CONSIGNE A:
Imprimez à l'identique les entrées, depuis leur début jusqu'à la ligne contenant "316, 307, 334]", celle-ci incluse.

TEXTE À LIRE:
************

Le tailleur est passé du vestiaire masculin au vestiaire féminin et a ainsi pu devenir un vêtement mixte grâce aux femmes. Elles sont à l’origine de cette révolution, résultat de changements sociaux importants et surtout d’une nouvelle vision et appréhension des conditions de vie de femmes. Découvrez l’histoire du tailleur.

Un changement de siècle

Pour commencer, il faut tout de même rappeler que c’est en 1885 que naît le tailleur, inventé par l’anglais John Redfern. Il introduit alors une nouvelle pièce dans le vestiaire féminin (bien qu’existant déjà, plus ou moins, pour la pratique de l’équitation).

Il résulte des changements opérés dans la deuxième partie du siècle : féminisme, urbanisme et pratique répandue du sport. Désormais, les femmes veulent porter des vêtements modernes qui s’adaptent à leur nouveau style de vie. À cette époque, le tailleur se compose d’une jaquette et d’une jupe assortie. Cette dernière va se simplifier pour mieux répondre aux rôles des femmes au sein de cette société en évolution. En effet, les jupes perdent du volume et parfois même dévoilent les chevilles (pour les ouvrières). La veste va progressivement s’allonger et souligne de moins en moins la taille.

Le drap de laine sera principalement utilisé, quittant la réserve des costumes strictement masculins. Il s’adapte à la promenade et aux travaux. Ainsi, les femmes actives seront les précurseuses du trois pièces. Effectivement, elles le portent avec un gilet d’homme de soie blanche. En dix ans, le tailleur va devenir un vêtement de jour, porté en toute occasion au même titre que la robe, et par toutes les classes sociales.

Le tailleur et une guerre mondiale

À l’aube d’une nouvelle ère, le tailleur, se démocratisant, se porte en priorité pour son confort et sa praticité. Les jupes se raccourcissent légèrement pour coller aux occupations modernes. Ainsi, les femmes se libèrent du corset, aidées par sa coupe droite. La ligne cintrée disparaît grâce aux couturiers, comme Poiret, qui préconisent l’abandon du corset. Le tailleur est alors le reflet de l’urbanisation massive et d’une volonté de confort de la société féminine.

Le tailleur de sport et ses matériaux souples, adaptés au mouvement, vont être les principales inspirations des créateurs. La jupe demeure longue, rectangulaire sur le fond, arrondie sur les hanches. Elle donne donc une démarche élégante, sans grandes enjambées. La veste jusqu’en dessous des hanches, est très arrondie sur le fond, fermée par un boutonnage simple, et aux grands revers.

************

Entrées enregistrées
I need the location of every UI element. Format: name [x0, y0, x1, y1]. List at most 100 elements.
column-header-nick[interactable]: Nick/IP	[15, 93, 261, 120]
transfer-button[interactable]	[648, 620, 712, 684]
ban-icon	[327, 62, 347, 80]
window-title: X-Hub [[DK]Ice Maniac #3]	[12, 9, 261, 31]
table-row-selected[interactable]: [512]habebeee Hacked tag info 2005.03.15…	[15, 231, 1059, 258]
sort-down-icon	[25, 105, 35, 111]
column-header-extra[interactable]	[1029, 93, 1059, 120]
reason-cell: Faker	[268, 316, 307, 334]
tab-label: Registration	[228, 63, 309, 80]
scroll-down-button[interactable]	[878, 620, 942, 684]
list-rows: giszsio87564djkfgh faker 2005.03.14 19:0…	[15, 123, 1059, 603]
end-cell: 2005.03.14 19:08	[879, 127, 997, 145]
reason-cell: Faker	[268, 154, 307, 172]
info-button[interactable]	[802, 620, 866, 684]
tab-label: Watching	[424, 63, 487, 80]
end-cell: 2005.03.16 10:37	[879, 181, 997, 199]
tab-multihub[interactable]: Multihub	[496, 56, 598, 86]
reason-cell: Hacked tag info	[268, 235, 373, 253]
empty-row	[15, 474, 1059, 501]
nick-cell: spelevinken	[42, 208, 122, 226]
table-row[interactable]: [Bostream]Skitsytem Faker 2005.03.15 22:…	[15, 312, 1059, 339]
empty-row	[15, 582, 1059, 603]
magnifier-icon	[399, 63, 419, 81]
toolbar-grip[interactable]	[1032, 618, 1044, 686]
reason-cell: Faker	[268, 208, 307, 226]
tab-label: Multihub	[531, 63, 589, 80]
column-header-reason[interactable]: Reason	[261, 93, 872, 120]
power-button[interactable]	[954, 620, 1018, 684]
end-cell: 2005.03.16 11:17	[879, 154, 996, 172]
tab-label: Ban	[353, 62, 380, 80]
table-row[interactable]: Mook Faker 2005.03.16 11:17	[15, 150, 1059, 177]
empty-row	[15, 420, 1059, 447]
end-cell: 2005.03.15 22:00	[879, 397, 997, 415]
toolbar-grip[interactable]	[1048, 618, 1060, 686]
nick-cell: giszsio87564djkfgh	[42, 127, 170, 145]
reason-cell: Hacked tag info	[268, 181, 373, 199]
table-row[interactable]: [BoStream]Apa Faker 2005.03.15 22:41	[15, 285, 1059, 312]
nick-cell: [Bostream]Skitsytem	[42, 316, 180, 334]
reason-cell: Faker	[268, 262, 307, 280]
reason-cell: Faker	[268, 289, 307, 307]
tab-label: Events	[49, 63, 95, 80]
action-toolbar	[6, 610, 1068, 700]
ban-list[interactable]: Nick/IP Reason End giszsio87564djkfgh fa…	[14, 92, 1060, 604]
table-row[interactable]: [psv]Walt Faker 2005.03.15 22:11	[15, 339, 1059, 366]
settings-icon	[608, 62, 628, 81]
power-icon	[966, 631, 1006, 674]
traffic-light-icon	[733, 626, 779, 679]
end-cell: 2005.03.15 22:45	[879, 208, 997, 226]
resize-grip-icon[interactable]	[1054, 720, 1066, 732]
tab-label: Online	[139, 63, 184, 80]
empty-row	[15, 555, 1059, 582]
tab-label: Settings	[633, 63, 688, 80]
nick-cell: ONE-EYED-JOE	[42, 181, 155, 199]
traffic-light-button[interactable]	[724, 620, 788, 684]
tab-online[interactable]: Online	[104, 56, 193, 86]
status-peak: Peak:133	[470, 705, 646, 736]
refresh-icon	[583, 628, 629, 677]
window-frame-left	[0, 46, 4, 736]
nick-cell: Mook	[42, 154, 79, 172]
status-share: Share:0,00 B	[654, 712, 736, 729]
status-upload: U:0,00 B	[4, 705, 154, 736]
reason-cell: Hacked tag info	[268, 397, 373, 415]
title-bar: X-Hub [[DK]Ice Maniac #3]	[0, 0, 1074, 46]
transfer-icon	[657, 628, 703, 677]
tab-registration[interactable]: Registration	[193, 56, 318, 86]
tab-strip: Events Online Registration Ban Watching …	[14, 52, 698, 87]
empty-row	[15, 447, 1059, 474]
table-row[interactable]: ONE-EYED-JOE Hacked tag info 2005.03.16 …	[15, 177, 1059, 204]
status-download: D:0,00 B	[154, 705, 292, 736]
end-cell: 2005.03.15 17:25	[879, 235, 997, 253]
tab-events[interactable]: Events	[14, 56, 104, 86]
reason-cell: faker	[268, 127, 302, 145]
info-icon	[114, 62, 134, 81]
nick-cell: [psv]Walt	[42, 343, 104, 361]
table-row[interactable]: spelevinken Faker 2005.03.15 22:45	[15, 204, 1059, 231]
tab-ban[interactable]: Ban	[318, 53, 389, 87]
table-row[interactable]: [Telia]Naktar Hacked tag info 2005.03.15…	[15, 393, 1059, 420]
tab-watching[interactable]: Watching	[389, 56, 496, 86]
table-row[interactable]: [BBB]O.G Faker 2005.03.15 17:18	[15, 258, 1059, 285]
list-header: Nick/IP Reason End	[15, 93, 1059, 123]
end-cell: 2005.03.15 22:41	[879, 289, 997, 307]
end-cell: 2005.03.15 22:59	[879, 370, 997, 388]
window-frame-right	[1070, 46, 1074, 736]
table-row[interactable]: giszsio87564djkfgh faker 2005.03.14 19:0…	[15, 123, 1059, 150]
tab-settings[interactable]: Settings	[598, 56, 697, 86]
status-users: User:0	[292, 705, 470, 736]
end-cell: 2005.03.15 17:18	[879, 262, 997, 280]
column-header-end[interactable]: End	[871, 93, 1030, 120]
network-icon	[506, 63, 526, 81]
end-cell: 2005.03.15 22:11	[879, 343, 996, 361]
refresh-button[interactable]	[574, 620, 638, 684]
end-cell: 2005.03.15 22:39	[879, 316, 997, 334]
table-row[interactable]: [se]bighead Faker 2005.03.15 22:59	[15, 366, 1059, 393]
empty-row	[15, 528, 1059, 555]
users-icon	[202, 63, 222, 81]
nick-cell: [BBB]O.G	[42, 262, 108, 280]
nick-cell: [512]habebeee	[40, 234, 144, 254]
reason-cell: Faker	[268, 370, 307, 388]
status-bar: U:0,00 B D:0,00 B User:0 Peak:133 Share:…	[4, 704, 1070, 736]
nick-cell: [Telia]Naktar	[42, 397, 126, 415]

************

CONSIGNE B:
Restituez fidèlement le passage du texte sur l'histoire du tailleur qui va de "Pour commencer, il" jusqu'à "pratique de l’équitation).", bornes comprises.

RÉPONSE RÉDIGÉE A:
I need the location of every UI element. Format: name [x0, y0, x1, y1]. List at most 100 elements.
column-header-nick[interactable]: Nick/IP	[15, 93, 261, 120]
transfer-button[interactable]	[648, 620, 712, 684]
ban-icon	[327, 62, 347, 80]
window-title: X-Hub [[DK]Ice Maniac #3]	[12, 9, 261, 31]
table-row-selected[interactable]: [512]habebeee Hacked tag info 2005.03.15…	[15, 231, 1059, 258]
sort-down-icon	[25, 105, 35, 111]
column-header-extra[interactable]	[1029, 93, 1059, 120]
reason-cell: Faker	[268, 316, 307, 334]

RÉPONSE RÉDIGÉE B:
Pour commencer, il faut tout de même rappeler que c’est en 1885 que naît le tailleur, inventé par l’anglais John Redfern. Il introduit alors une nouvelle pièce dans le vestiaire féminin (bien qu’existant déjà, plus ou moins, pour la pratique de l’équitation).